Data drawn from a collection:
__________________________________________________

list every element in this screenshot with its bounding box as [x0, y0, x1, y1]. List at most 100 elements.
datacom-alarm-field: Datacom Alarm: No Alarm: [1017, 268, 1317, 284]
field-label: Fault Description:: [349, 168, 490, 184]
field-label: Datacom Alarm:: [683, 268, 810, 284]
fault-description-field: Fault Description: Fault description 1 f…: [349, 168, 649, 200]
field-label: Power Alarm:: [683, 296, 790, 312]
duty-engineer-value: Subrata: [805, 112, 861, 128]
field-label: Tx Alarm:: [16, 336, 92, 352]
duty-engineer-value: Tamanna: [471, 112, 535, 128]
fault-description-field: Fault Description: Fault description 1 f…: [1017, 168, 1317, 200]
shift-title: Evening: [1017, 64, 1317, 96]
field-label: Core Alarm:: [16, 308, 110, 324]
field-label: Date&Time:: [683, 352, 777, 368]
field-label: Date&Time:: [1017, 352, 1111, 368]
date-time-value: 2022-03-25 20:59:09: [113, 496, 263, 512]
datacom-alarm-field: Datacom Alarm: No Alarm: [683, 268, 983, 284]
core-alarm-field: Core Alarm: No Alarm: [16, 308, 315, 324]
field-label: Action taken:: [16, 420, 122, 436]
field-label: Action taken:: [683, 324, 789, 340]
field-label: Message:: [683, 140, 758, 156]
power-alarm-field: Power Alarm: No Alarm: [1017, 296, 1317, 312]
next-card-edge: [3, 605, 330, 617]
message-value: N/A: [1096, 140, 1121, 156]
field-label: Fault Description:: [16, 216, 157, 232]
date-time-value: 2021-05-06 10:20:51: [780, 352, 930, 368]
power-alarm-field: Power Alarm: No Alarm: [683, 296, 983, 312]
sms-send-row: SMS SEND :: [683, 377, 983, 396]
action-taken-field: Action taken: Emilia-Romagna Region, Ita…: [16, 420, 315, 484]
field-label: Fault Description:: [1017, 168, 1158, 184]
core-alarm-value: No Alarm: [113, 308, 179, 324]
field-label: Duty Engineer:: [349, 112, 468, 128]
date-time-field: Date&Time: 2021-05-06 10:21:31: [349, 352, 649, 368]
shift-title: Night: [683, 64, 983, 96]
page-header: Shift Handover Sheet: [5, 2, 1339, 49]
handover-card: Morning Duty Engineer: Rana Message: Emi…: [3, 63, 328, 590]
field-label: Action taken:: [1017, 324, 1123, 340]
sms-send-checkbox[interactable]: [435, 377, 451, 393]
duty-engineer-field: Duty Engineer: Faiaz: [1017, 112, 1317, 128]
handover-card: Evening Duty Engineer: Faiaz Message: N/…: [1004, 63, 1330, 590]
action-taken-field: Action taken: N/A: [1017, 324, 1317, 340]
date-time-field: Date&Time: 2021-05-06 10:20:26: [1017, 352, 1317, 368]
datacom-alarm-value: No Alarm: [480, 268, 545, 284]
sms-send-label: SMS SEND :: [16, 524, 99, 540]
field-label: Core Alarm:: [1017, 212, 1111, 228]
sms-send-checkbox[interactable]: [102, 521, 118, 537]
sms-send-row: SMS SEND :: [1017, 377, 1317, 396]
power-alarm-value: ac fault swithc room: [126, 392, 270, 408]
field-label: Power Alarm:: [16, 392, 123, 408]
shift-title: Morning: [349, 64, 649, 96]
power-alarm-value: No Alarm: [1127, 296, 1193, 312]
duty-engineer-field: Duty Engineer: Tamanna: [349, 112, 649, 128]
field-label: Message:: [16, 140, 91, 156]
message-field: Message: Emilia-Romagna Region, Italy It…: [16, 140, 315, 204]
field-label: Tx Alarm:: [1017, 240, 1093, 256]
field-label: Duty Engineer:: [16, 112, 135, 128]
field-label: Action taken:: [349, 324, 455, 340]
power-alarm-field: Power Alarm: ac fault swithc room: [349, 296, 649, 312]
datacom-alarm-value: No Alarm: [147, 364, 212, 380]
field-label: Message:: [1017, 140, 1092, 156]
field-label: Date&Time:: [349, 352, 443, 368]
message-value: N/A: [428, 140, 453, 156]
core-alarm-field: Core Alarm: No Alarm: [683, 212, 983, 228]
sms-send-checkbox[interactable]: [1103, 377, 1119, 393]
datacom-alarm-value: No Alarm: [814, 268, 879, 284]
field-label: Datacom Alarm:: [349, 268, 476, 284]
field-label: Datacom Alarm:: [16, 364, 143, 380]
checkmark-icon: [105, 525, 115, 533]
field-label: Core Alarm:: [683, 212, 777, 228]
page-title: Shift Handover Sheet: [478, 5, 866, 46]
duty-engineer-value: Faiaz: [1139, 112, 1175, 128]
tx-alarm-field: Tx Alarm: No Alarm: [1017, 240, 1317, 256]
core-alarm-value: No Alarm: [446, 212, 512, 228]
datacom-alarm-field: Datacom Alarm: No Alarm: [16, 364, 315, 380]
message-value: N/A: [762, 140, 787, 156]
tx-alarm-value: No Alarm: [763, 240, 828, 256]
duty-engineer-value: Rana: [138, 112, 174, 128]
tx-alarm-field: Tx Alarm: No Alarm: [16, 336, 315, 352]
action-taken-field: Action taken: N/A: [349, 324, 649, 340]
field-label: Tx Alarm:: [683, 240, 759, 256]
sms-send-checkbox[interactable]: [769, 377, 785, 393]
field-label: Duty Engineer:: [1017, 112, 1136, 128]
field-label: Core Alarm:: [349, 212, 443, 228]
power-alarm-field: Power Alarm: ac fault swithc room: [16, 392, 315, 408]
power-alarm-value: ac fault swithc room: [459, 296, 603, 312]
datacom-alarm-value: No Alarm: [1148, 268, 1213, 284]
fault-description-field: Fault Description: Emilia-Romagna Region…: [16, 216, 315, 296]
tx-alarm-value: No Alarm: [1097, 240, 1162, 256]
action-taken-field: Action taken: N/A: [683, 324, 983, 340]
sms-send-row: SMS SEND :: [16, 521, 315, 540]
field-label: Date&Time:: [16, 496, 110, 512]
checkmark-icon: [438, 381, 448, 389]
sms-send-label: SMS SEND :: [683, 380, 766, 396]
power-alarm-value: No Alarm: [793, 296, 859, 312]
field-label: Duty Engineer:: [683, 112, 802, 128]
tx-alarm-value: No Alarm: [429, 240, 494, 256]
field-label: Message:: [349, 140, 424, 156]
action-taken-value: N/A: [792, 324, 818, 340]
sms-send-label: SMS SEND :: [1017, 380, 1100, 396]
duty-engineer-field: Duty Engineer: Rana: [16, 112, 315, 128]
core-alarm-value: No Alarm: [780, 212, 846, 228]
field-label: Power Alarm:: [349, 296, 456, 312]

__________________________________________________

Return every line of the items above without any change, keeping them in the same order.

list every element in this screenshot with its bounding box as [x0, y0, x1, y1]. List at most 100 elements.
datacom-alarm-field: Datacom Alarm: No Alarm: [1017, 268, 1317, 284]
field-label: Fault Description:: [349, 168, 490, 184]
field-label: Datacom Alarm:: [683, 268, 810, 284]
fault-description-field: Fault Description: Fault description 1 f…: [349, 168, 649, 200]
field-label: Power Alarm:: [683, 296, 790, 312]
duty-engineer-value: Subrata: [805, 112, 861, 128]
field-label: Tx Alarm:: [16, 336, 92, 352]
duty-engineer-value: Tamanna: [471, 112, 535, 128]
fault-description-field: Fault Description: Fault description 1 f…: [1017, 168, 1317, 200]
shift-title: Evening: [1017, 64, 1317, 96]
field-label: Core Alarm:: [16, 308, 110, 324]
field-label: Date&Time:: [683, 352, 777, 368]
field-label: Date&Time:: [1017, 352, 1111, 368]
date-time-value: 2022-03-25 20:59:09: [113, 496, 263, 512]
datacom-alarm-field: Datacom Alarm: No Alarm: [683, 268, 983, 284]
core-alarm-field: Core Alarm: No Alarm: [16, 308, 315, 324]
field-label: Action taken:: [16, 420, 122, 436]
field-label: Action taken:: [683, 324, 789, 340]
field-label: Message:: [683, 140, 758, 156]
power-alarm-field: Power Alarm: No Alarm: [1017, 296, 1317, 312]
next-card-edge: [3, 605, 330, 617]
message-value: N/A: [1096, 140, 1121, 156]
field-label: Fault Description:: [16, 216, 157, 232]
date-time-value: 2021-05-06 10:20:51: [780, 352, 930, 368]
power-alarm-field: Power Alarm: No Alarm: [683, 296, 983, 312]
sms-send-row: SMS SEND :: [683, 377, 983, 396]
action-taken-field: Action taken: Emilia-Romagna Region, Ita…: [16, 420, 315, 484]
field-label: Fault Description:: [1017, 168, 1158, 184]
core-alarm-value: No Alarm: [113, 308, 179, 324]
field-label: Duty Engineer:: [349, 112, 468, 128]
date-time-field: Date&Time: 2021-05-06 10:21:31: [349, 352, 649, 368]
shift-title: Night: [683, 64, 983, 96]
page-header: Shift Handover Sheet: [5, 2, 1339, 49]
handover-card: Morning Duty Engineer: Rana Message: Emi…: [3, 63, 328, 590]
field-label: Action taken:: [1017, 324, 1123, 340]
sms-send-checkbox[interactable]: [435, 377, 451, 393]
duty-engineer-field: Duty Engineer: Faiaz: [1017, 112, 1317, 128]
handover-card: Evening Duty Engineer: Faiaz Message: N/…: [1004, 63, 1330, 590]
action-taken-field: Action taken: N/A: [1017, 324, 1317, 340]
date-time-field: Date&Time: 2021-05-06 10:20:26: [1017, 352, 1317, 368]
datacom-alarm-value: No Alarm: [480, 268, 545, 284]
sms-send-label: SMS SEND :: [16, 524, 99, 540]
field-label: Core Alarm:: [1017, 212, 1111, 228]
sms-send-checkbox[interactable]: [102, 521, 118, 537]
sms-send-row: SMS SEND :: [1017, 377, 1317, 396]
power-alarm-value: ac fault swithc room: [126, 392, 270, 408]
field-label: Power Alarm:: [16, 392, 123, 408]
shift-title: Morning: [349, 64, 649, 96]
power-alarm-value: No Alarm: [1127, 296, 1193, 312]
duty-engineer-field: Duty Engineer: Tamanna: [349, 112, 649, 128]
field-label: Message:: [16, 140, 91, 156]
message-field: Message: Emilia-Romagna Region, Italy It…: [16, 140, 315, 204]
field-label: Tx Alarm:: [1017, 240, 1093, 256]
field-label: Duty Engineer:: [16, 112, 135, 128]
field-label: Action taken:: [349, 324, 455, 340]
power-alarm-field: Power Alarm: ac fault swithc room: [349, 296, 649, 312]
datacom-alarm-value: No Alarm: [147, 364, 212, 380]
field-label: Message:: [1017, 140, 1092, 156]
field-label: Date&Time:: [349, 352, 443, 368]
message-value: N/A: [428, 140, 453, 156]
core-alarm-field: Core Alarm: No Alarm: [683, 212, 983, 228]
sms-send-checkbox[interactable]: [1103, 377, 1119, 393]
datacom-alarm-value: No Alarm: [814, 268, 879, 284]
field-label: Datacom Alarm:: [349, 268, 476, 284]
field-label: Datacom Alarm:: [16, 364, 143, 380]
checkmark-icon: [105, 525, 115, 533]
field-label: Core Alarm:: [683, 212, 777, 228]
page-title: Shift Handover Sheet: [478, 5, 866, 46]
duty-engineer-value: Faiaz: [1139, 112, 1175, 128]
tx-alarm-field: Tx Alarm: No Alarm: [1017, 240, 1317, 256]
core-alarm-value: No Alarm: [446, 212, 512, 228]
datacom-alarm-field: Datacom Alarm: No Alarm: [16, 364, 315, 380]
message-value: N/A: [762, 140, 787, 156]
tx-alarm-value: No Alarm: [763, 240, 828, 256]
duty-engineer-value: Rana: [138, 112, 174, 128]
tx-alarm-field: Tx Alarm: No Alarm: [16, 336, 315, 352]
action-taken-field: Action taken: N/A: [349, 324, 649, 340]
field-label: Tx Alarm:: [683, 240, 759, 256]
sms-send-checkbox[interactable]: [769, 377, 785, 393]
field-label: Duty Engineer:: [1017, 112, 1136, 128]
field-label: Core Alarm:: [349, 212, 443, 228]
power-alarm-field: Power Alarm: ac fault swithc room: [16, 392, 315, 408]
power-alarm-value: ac fault swithc room: [459, 296, 603, 312]
datacom-alarm-value: No Alarm: [1148, 268, 1213, 284]
fault-description-field: Fault Description: Emilia-Romagna Region…: [16, 216, 315, 296]
tx-alarm-value: No Alarm: [1097, 240, 1162, 256]
action-taken-field: Action taken: N/A: [683, 324, 983, 340]
sms-send-row: SMS SEND :: [16, 521, 315, 540]
field-label: Date&Time:: [16, 496, 110, 512]
checkmark-icon: [438, 381, 448, 389]
sms-send-label: SMS SEND :: [683, 380, 766, 396]
power-alarm-value: No Alarm: [793, 296, 859, 312]
field-label: Duty Engineer:: [683, 112, 802, 128]
tx-alarm-value: No Alarm: [429, 240, 494, 256]
field-label: Message:: [349, 140, 424, 156]
action-taken-value: N/A: [792, 324, 818, 340]
sms-send-label: SMS SEND :: [1017, 380, 1100, 396]
duty-engineer-field: Duty Engineer: Rana: [16, 112, 315, 128]
core-alarm-value: No Alarm: [780, 212, 846, 228]
field-label: Power Alarm:: [349, 296, 456, 312]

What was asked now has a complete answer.